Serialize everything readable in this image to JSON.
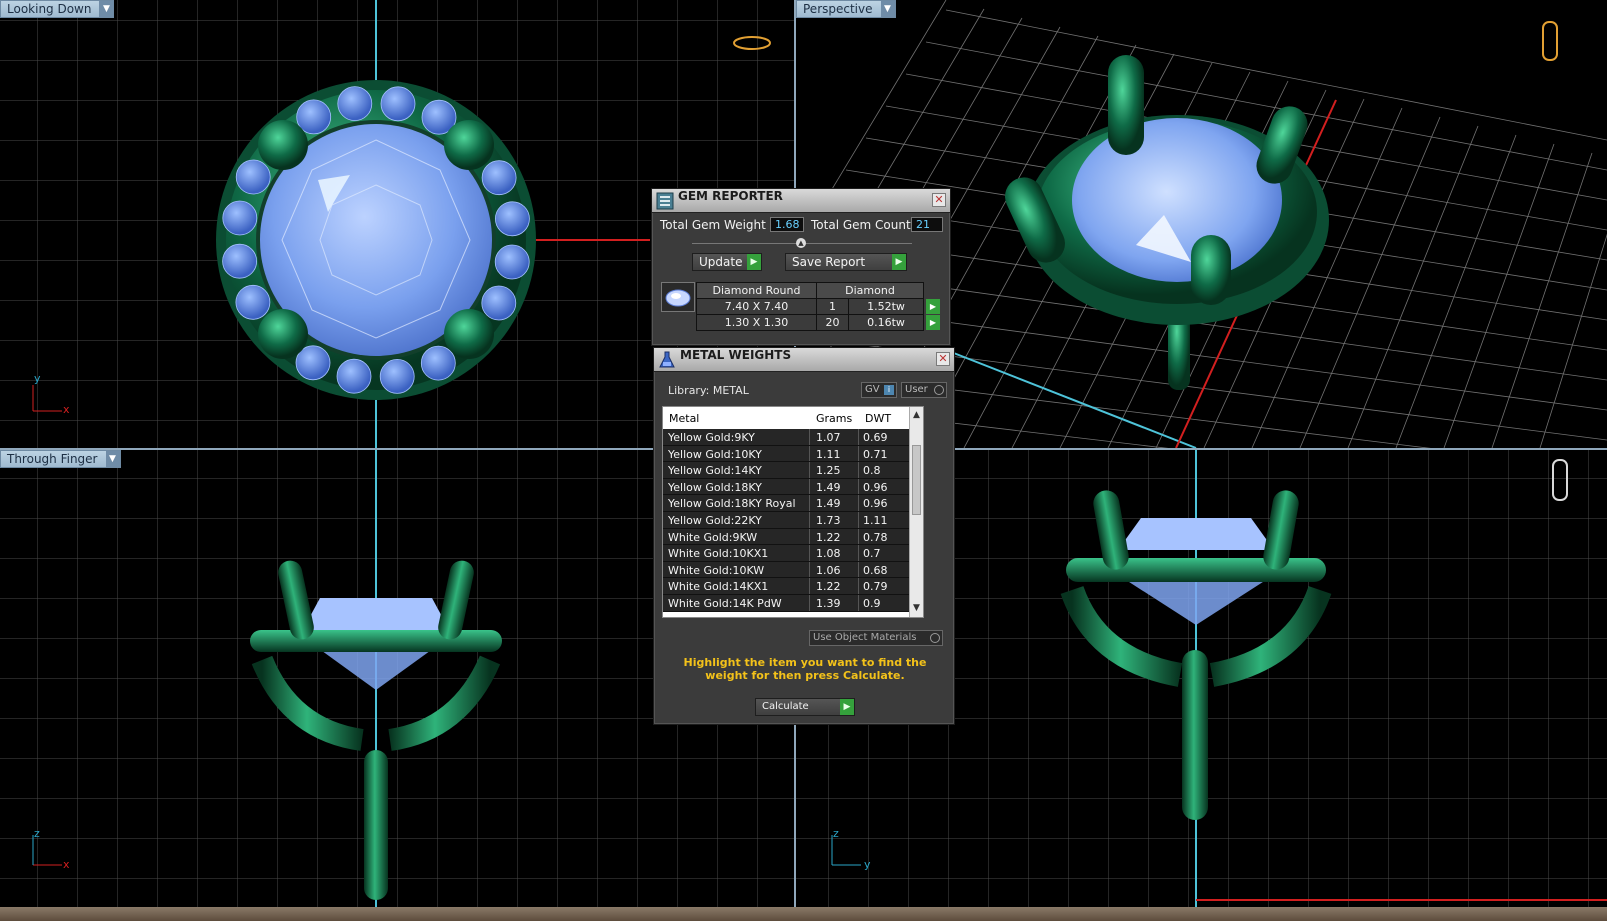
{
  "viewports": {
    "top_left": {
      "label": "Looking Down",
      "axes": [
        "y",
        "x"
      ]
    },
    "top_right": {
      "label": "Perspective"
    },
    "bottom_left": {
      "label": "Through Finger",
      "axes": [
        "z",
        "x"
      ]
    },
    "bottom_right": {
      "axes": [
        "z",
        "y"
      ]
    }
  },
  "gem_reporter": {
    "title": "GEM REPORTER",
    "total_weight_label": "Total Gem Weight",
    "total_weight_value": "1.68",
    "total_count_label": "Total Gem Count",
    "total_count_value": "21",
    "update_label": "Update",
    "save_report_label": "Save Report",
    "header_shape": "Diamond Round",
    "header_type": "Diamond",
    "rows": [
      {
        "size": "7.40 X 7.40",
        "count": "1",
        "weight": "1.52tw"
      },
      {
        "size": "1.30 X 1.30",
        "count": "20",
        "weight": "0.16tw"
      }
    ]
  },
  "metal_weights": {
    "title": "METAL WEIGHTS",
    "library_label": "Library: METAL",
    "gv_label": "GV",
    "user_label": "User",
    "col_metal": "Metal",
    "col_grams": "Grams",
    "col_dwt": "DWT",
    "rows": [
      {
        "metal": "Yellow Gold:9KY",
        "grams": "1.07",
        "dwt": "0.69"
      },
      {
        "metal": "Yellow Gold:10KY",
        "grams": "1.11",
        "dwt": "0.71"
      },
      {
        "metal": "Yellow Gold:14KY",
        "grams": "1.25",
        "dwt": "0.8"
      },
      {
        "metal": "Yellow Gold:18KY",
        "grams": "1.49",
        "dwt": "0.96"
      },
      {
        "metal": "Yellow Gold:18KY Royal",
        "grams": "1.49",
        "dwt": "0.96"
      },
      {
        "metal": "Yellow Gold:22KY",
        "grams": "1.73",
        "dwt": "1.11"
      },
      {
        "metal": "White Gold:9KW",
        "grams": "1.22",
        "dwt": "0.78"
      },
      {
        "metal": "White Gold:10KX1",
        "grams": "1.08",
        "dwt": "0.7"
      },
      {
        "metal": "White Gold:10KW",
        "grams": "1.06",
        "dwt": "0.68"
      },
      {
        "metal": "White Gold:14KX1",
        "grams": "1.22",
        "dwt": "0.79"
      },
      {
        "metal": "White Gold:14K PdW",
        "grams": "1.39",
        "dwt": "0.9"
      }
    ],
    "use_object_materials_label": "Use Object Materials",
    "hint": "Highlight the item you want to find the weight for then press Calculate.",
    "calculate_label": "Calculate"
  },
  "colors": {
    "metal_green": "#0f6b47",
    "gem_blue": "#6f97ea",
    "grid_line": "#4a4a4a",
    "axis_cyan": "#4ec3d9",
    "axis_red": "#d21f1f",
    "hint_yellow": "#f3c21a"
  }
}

#### TASK TO COMPLETE
Write out the entries above word for word. Do not include the pictures.

#### WRITTEN RESPONSE
Serialize everything readable in this image to JSON.
{
  "viewports": {
    "top_left": {
      "label": "Looking Down",
      "axes": [
        "y",
        "x"
      ]
    },
    "top_right": {
      "label": "Perspective"
    },
    "bottom_left": {
      "label": "Through Finger",
      "axes": [
        "z",
        "x"
      ]
    },
    "bottom_right": {
      "axes": [
        "z",
        "y"
      ]
    }
  },
  "gem_reporter": {
    "title": "GEM REPORTER",
    "total_weight_label": "Total Gem Weight",
    "total_weight_value": "1.68",
    "total_count_label": "Total Gem Count",
    "total_count_value": "21",
    "update_label": "Update",
    "save_report_label": "Save Report",
    "header_shape": "Diamond Round",
    "header_type": "Diamond",
    "rows": [
      {
        "size": "7.40 X 7.40",
        "count": "1",
        "weight": "1.52tw"
      },
      {
        "size": "1.30 X 1.30",
        "count": "20",
        "weight": "0.16tw"
      }
    ]
  },
  "metal_weights": {
    "title": "METAL WEIGHTS",
    "library_label": "Library: METAL",
    "gv_label": "GV",
    "user_label": "User",
    "col_metal": "Metal",
    "col_grams": "Grams",
    "col_dwt": "DWT",
    "rows": [
      {
        "metal": "Yellow Gold:9KY",
        "grams": "1.07",
        "dwt": "0.69"
      },
      {
        "metal": "Yellow Gold:10KY",
        "grams": "1.11",
        "dwt": "0.71"
      },
      {
        "metal": "Yellow Gold:14KY",
        "grams": "1.25",
        "dwt": "0.8"
      },
      {
        "metal": "Yellow Gold:18KY",
        "grams": "1.49",
        "dwt": "0.96"
      },
      {
        "metal": "Yellow Gold:18KY Royal",
        "grams": "1.49",
        "dwt": "0.96"
      },
      {
        "metal": "Yellow Gold:22KY",
        "grams": "1.73",
        "dwt": "1.11"
      },
      {
        "metal": "White Gold:9KW",
        "grams": "1.22",
        "dwt": "0.78"
      },
      {
        "metal": "White Gold:10KX1",
        "grams": "1.08",
        "dwt": "0.7"
      },
      {
        "metal": "White Gold:10KW",
        "grams": "1.06",
        "dwt": "0.68"
      },
      {
        "metal": "White Gold:14KX1",
        "grams": "1.22",
        "dwt": "0.79"
      },
      {
        "metal": "White Gold:14K PdW",
        "grams": "1.39",
        "dwt": "0.9"
      }
    ],
    "use_object_materials_label": "Use Object Materials",
    "hint": "Highlight the item you want to find the weight for then press Calculate.",
    "calculate_label": "Calculate"
  },
  "colors": {
    "metal_green": "#0f6b47",
    "gem_blue": "#6f97ea",
    "grid_line": "#4a4a4a",
    "axis_cyan": "#4ec3d9",
    "axis_red": "#d21f1f",
    "hint_yellow": "#f3c21a"
  }
}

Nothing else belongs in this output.